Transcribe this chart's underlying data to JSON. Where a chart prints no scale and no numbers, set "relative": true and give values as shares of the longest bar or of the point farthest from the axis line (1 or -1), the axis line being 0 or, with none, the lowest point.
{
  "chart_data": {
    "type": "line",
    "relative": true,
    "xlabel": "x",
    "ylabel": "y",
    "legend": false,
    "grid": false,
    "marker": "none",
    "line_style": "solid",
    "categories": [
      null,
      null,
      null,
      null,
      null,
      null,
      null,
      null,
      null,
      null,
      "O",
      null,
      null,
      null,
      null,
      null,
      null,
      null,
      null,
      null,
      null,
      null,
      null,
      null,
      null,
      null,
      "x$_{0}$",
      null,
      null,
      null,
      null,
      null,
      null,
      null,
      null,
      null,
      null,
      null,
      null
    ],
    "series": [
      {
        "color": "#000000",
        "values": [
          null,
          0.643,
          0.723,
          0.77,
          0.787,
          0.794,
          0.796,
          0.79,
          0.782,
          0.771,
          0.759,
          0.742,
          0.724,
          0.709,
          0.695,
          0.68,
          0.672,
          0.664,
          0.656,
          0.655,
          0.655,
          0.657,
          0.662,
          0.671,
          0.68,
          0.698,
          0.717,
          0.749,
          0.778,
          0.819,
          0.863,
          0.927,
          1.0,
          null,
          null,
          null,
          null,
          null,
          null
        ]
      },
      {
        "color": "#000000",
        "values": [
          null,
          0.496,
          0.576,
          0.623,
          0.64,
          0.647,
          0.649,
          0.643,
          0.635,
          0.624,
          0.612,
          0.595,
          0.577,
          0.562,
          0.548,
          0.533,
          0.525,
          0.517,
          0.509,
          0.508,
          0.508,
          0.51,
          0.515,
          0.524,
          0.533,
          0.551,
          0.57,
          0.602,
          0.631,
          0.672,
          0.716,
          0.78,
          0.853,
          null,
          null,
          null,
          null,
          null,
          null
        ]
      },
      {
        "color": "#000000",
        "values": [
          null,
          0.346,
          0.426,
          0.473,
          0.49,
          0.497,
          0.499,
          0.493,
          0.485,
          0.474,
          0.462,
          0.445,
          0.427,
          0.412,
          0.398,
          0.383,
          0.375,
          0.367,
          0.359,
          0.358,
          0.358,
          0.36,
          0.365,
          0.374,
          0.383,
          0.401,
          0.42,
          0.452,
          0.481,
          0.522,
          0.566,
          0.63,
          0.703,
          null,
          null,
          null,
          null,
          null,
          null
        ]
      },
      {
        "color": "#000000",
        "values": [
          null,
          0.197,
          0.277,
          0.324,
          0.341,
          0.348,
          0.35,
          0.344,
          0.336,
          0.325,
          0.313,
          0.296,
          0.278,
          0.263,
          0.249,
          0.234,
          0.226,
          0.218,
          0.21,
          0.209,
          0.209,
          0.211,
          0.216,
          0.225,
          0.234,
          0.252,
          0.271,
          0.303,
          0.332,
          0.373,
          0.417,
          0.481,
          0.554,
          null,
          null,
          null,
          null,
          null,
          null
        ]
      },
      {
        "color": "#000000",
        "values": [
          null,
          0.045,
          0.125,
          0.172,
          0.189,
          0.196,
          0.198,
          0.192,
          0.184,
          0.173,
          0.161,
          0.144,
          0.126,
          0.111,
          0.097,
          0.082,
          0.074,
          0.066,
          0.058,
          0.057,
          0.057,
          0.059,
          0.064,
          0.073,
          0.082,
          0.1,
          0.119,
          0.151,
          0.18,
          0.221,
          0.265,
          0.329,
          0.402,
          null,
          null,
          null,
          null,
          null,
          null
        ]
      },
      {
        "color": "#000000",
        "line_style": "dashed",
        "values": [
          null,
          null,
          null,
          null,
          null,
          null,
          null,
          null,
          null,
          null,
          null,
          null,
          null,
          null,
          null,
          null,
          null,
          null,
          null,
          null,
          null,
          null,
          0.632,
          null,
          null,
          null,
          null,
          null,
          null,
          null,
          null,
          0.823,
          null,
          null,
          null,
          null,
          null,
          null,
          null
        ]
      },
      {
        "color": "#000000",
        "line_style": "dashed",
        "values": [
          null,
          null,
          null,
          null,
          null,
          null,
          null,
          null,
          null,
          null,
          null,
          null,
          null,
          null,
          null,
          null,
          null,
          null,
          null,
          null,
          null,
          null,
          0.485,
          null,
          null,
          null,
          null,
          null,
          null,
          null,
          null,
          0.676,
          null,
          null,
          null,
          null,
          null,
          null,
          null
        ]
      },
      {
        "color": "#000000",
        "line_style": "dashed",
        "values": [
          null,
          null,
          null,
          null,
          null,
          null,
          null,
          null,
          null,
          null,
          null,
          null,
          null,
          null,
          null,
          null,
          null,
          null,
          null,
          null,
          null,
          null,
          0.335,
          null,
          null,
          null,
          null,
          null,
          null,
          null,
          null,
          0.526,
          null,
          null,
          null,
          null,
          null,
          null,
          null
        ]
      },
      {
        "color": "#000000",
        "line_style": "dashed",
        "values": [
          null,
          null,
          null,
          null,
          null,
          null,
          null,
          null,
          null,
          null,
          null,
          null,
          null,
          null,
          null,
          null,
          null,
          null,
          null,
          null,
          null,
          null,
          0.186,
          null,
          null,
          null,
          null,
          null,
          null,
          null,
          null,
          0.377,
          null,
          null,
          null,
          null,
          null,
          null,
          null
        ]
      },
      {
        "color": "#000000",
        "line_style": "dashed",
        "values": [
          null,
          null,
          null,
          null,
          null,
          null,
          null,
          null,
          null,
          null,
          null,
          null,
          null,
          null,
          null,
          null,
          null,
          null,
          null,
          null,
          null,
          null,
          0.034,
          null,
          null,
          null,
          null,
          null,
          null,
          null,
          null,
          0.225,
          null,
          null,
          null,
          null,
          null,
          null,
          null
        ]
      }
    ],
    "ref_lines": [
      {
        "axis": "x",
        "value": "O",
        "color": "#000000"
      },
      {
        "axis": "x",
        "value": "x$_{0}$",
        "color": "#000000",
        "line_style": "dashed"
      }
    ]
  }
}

_ _ _ _

THE TASK ▸ The lines above should be duplicated exactly.

OUTPUT OF THE EXERCISE ▸
Transcribe this chart's underlying data to JSON. Where a chart prints no scale and no numbers, set "relative": true and give values as shares of the longest bar or of the point farthest from the axis line (1 or -1), the axis line being 0 or, with none, the lowest point.
{
  "chart_data": {
    "type": "line",
    "relative": true,
    "xlabel": "x",
    "ylabel": "y",
    "legend": false,
    "grid": false,
    "marker": "none",
    "line_style": "solid",
    "categories": [
      null,
      null,
      null,
      null,
      null,
      null,
      null,
      null,
      null,
      null,
      "O",
      null,
      null,
      null,
      null,
      null,
      null,
      null,
      null,
      null,
      null,
      null,
      null,
      null,
      null,
      null,
      "x$_{0}$",
      null,
      null,
      null,
      null,
      null,
      null,
      null,
      null,
      null,
      null,
      null,
      null
    ],
    "series": [
      {
        "color": "#000000",
        "values": [
          null,
          0.643,
          0.723,
          0.77,
          0.787,
          0.794,
          0.796,
          0.79,
          0.782,
          0.771,
          0.759,
          0.742,
          0.724,
          0.709,
          0.695,
          0.68,
          0.672,
          0.664,
          0.656,
          0.655,
          0.655,
          0.657,
          0.662,
          0.671,
          0.68,
          0.698,
          0.717,
          0.749,
          0.778,
          0.819,
          0.863,
          0.927,
          1.0,
          null,
          null,
          null,
          null,
          null,
          null
        ]
      },
      {
        "color": "#000000",
        "values": [
          null,
          0.496,
          0.576,
          0.623,
          0.64,
          0.647,
          0.649,
          0.643,
          0.635,
          0.624,
          0.612,
          0.595,
          0.577,
          0.562,
          0.548,
          0.533,
          0.525,
          0.517,
          0.509,
          0.508,
          0.508,
          0.51,
          0.515,
          0.524,
          0.533,
          0.551,
          0.57,
          0.602,
          0.631,
          0.672,
          0.716,
          0.78,
          0.853,
          null,
          null,
          null,
          null,
          null,
          null
        ]
      },
      {
        "color": "#000000",
        "values": [
          null,
          0.346,
          0.426,
          0.473,
          0.49,
          0.497,
          0.499,
          0.493,
          0.485,
          0.474,
          0.462,
          0.445,
          0.427,
          0.412,
          0.398,
          0.383,
          0.375,
          0.367,
          0.359,
          0.358,
          0.358,
          0.36,
          0.365,
          0.374,
          0.383,
          0.401,
          0.42,
          0.452,
          0.481,
          0.522,
          0.566,
          0.63,
          0.703,
          null,
          null,
          null,
          null,
          null,
          null
        ]
      },
      {
        "color": "#000000",
        "values": [
          null,
          0.197,
          0.277,
          0.324,
          0.341,
          0.348,
          0.35,
          0.344,
          0.336,
          0.325,
          0.313,
          0.296,
          0.278,
          0.263,
          0.249,
          0.234,
          0.226,
          0.218,
          0.21,
          0.209,
          0.209,
          0.211,
          0.216,
          0.225,
          0.234,
          0.252,
          0.271,
          0.303,
          0.332,
          0.373,
          0.417,
          0.481,
          0.554,
          null,
          null,
          null,
          null,
          null,
          null
        ]
      },
      {
        "color": "#000000",
        "values": [
          null,
          0.045,
          0.125,
          0.172,
          0.189,
          0.196,
          0.198,
          0.192,
          0.184,
          0.173,
          0.161,
          0.144,
          0.126,
          0.111,
          0.097,
          0.082,
          0.074,
          0.066,
          0.058,
          0.057,
          0.057,
          0.059,
          0.064,
          0.073,
          0.082,
          0.1,
          0.119,
          0.151,
          0.18,
          0.221,
          0.265,
          0.329,
          0.402,
          null,
          null,
          null,
          null,
          null,
          null
        ]
      },
      {
        "color": "#000000",
        "line_style": "dashed",
        "values": [
          null,
          null,
          null,
          null,
          null,
          null,
          null,
          null,
          null,
          null,
          null,
          null,
          null,
          null,
          null,
          null,
          null,
          null,
          null,
          null,
          null,
          null,
          0.632,
          null,
          null,
          null,
          null,
          null,
          null,
          null,
          null,
          0.823,
          null,
          null,
          null,
          null,
          null,
          null,
          null
        ]
      },
      {
        "color": "#000000",
        "line_style": "dashed",
        "values": [
          null,
          null,
          null,
          null,
          null,
          null,
          null,
          null,
          null,
          null,
          null,
          null,
          null,
          null,
          null,
          null,
          null,
          null,
          null,
          null,
          null,
          null,
          0.485,
          null,
          null,
          null,
          null,
          null,
          null,
          null,
          null,
          0.676,
          null,
          null,
          null,
          null,
          null,
          null,
          null
        ]
      },
      {
        "color": "#000000",
        "line_style": "dashed",
        "values": [
          null,
          null,
          null,
          null,
          null,
          null,
          null,
          null,
          null,
          null,
          null,
          null,
          null,
          null,
          null,
          null,
          null,
          null,
          null,
          null,
          null,
          null,
          0.335,
          null,
          null,
          null,
          null,
          null,
          null,
          null,
          null,
          0.526,
          null,
          null,
          null,
          null,
          null,
          null,
          null
        ]
      },
      {
        "color": "#000000",
        "line_style": "dashed",
        "values": [
          null,
          null,
          null,
          null,
          null,
          null,
          null,
          null,
          null,
          null,
          null,
          null,
          null,
          null,
          null,
          null,
          null,
          null,
          null,
          null,
          null,
          null,
          0.186,
          null,
          null,
          null,
          null,
          null,
          null,
          null,
          null,
          0.377,
          null,
          null,
          null,
          null,
          null,
          null,
          null
        ]
      },
      {
        "color": "#000000",
        "line_style": "dashed",
        "values": [
          null,
          null,
          null,
          null,
          null,
          null,
          null,
          null,
          null,
          null,
          null,
          null,
          null,
          null,
          null,
          null,
          null,
          null,
          null,
          null,
          null,
          null,
          0.034,
          null,
          null,
          null,
          null,
          null,
          null,
          null,
          null,
          0.225,
          null,
          null,
          null,
          null,
          null,
          null,
          null
        ]
      }
    ],
    "ref_lines": [
      {
        "axis": "x",
        "value": "O",
        "color": "#000000"
      },
      {
        "axis": "x",
        "value": "x$_{0}$",
        "color": "#000000",
        "line_style": "dashed"
      }
    ]
  }
}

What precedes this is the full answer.